[Start Supplied records]
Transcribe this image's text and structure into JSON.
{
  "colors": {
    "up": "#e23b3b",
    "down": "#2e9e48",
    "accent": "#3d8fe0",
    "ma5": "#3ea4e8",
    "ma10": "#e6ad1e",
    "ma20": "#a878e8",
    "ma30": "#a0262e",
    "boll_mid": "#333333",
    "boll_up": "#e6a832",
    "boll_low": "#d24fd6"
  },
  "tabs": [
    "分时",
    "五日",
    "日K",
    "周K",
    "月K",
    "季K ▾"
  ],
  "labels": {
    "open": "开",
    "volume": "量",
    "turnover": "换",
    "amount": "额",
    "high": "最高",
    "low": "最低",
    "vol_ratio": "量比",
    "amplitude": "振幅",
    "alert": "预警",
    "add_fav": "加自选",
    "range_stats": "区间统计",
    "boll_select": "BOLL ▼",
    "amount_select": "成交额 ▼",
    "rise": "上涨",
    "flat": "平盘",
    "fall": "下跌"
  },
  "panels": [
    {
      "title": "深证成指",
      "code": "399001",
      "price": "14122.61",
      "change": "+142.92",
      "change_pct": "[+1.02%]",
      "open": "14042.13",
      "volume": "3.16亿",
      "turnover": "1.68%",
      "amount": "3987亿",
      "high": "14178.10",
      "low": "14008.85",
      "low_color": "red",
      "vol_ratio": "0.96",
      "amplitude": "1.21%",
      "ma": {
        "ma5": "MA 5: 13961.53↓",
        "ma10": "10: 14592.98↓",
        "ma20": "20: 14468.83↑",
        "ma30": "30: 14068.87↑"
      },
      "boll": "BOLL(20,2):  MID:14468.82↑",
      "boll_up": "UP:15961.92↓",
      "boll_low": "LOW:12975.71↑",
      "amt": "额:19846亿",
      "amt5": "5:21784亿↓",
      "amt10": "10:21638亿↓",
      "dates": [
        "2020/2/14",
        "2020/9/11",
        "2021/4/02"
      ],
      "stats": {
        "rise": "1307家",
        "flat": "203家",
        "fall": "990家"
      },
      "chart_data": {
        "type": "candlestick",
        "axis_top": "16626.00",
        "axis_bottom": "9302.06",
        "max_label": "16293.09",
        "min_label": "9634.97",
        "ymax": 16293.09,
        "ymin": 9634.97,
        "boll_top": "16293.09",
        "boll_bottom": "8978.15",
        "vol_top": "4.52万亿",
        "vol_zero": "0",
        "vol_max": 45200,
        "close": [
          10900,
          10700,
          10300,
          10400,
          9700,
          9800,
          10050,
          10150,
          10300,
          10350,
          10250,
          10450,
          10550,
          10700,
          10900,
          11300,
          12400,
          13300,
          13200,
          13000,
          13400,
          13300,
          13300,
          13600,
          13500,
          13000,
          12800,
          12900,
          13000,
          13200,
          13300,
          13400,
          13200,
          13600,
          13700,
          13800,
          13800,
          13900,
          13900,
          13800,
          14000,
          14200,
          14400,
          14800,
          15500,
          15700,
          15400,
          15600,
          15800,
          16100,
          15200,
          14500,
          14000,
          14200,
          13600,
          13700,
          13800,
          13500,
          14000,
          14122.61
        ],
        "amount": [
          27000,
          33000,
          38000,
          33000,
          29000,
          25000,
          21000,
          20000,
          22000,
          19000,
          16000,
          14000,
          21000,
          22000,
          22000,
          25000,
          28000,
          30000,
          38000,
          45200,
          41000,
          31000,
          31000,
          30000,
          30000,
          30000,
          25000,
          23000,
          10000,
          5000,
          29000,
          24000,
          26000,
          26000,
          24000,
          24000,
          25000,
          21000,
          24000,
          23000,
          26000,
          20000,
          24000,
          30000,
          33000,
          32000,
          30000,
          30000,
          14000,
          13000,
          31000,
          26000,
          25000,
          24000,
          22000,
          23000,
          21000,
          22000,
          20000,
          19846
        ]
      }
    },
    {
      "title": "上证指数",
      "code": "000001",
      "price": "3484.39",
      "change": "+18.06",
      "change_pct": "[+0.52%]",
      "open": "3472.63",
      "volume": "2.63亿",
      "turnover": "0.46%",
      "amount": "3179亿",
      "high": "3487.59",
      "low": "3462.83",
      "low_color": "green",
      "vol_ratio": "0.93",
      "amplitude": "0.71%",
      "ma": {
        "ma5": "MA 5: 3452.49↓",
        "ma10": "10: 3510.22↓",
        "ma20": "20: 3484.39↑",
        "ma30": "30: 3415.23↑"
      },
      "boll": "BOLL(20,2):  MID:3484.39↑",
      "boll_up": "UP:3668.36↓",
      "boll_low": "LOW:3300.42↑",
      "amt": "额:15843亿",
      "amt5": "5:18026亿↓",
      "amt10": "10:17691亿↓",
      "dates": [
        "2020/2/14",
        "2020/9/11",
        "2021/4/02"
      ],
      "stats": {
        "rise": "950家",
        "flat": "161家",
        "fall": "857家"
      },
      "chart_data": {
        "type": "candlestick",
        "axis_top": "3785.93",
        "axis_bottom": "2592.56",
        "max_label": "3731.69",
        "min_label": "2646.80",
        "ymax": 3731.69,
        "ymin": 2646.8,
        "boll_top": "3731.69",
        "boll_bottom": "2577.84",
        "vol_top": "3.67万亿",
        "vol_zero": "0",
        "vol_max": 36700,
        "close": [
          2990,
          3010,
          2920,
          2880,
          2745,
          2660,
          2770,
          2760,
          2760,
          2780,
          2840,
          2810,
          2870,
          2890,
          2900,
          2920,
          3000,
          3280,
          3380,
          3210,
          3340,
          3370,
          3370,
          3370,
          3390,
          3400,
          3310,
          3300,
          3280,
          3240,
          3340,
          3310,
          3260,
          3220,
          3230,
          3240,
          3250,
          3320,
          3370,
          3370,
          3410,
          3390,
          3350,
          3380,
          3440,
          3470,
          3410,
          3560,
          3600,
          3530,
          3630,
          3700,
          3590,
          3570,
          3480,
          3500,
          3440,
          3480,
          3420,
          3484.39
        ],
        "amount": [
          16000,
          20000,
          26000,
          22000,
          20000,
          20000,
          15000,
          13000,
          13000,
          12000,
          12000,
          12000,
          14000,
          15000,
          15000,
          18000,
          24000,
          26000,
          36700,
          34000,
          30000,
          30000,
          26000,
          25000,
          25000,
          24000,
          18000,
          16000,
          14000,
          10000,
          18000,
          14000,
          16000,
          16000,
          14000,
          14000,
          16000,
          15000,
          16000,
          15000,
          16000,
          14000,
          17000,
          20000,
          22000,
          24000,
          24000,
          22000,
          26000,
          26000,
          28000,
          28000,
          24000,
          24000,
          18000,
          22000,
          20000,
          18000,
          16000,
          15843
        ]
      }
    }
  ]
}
[End Supplied records]
[Start Supplied records]
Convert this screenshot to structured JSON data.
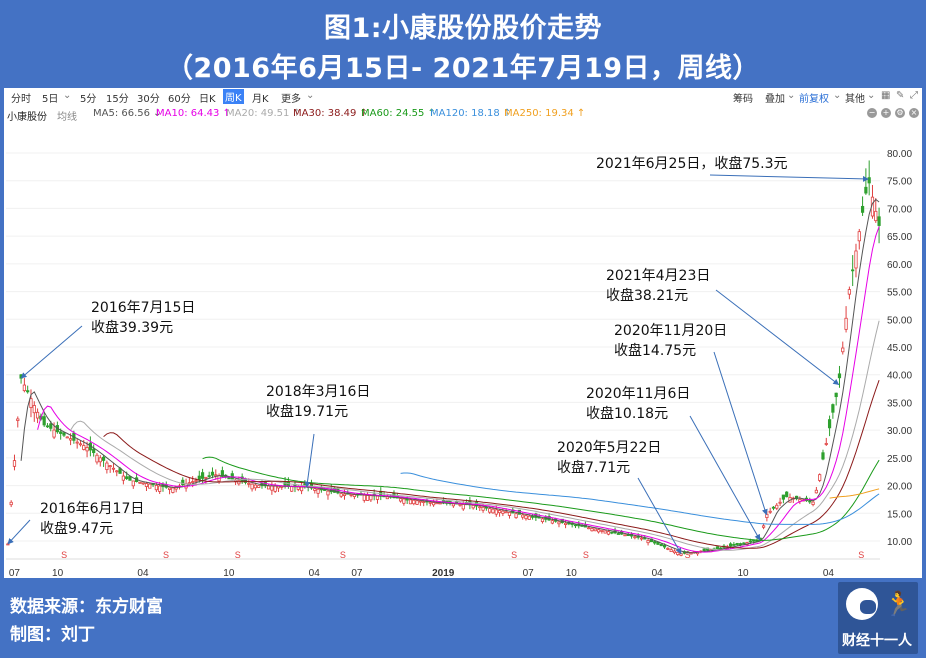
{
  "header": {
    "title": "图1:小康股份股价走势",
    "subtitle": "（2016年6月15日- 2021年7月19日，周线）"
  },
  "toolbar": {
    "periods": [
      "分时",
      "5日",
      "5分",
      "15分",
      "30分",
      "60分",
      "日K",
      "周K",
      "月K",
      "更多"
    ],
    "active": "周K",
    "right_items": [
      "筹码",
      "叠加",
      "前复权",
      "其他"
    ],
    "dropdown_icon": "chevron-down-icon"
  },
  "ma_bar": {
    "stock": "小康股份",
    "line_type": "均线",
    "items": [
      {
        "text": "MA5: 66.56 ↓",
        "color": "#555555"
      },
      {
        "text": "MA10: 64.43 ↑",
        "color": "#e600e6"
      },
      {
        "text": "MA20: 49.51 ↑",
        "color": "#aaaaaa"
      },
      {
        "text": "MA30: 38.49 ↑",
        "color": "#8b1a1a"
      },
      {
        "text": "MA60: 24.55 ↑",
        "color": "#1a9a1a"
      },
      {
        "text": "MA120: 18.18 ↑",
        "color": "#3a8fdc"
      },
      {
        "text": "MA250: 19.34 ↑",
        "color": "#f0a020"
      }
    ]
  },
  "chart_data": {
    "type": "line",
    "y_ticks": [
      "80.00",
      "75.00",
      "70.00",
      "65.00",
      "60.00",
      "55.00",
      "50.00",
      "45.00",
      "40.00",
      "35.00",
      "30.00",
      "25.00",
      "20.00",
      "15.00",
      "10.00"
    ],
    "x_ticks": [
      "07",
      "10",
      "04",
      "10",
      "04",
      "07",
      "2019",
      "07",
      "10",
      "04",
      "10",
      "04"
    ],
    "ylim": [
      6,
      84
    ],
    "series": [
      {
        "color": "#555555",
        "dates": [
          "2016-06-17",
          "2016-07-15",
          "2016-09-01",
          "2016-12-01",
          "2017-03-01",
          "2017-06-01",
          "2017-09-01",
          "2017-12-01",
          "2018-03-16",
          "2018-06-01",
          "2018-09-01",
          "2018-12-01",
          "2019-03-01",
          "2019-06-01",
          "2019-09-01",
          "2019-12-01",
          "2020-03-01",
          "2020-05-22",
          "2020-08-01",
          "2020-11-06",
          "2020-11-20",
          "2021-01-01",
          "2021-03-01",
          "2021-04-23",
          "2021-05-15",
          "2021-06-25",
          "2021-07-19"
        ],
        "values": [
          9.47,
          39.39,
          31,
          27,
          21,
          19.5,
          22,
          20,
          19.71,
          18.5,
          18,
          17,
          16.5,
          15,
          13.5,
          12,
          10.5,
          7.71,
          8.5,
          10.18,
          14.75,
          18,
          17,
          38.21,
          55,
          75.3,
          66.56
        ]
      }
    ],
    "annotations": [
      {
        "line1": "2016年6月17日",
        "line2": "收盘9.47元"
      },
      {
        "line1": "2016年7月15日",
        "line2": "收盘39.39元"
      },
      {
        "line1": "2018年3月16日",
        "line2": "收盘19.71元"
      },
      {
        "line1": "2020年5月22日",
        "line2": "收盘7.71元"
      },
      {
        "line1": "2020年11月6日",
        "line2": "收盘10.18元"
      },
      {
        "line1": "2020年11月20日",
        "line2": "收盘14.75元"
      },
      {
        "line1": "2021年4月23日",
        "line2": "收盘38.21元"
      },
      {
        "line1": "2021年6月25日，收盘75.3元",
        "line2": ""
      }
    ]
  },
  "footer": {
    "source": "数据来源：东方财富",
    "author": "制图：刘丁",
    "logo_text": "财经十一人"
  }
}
[End Supplied records]
# [Written instruction]
Wherever "this" shows up in a line, copy that line.

# [Written response]
Transcribe this image's text and structure into JSON.
Convert this screenshot to structured JSON data.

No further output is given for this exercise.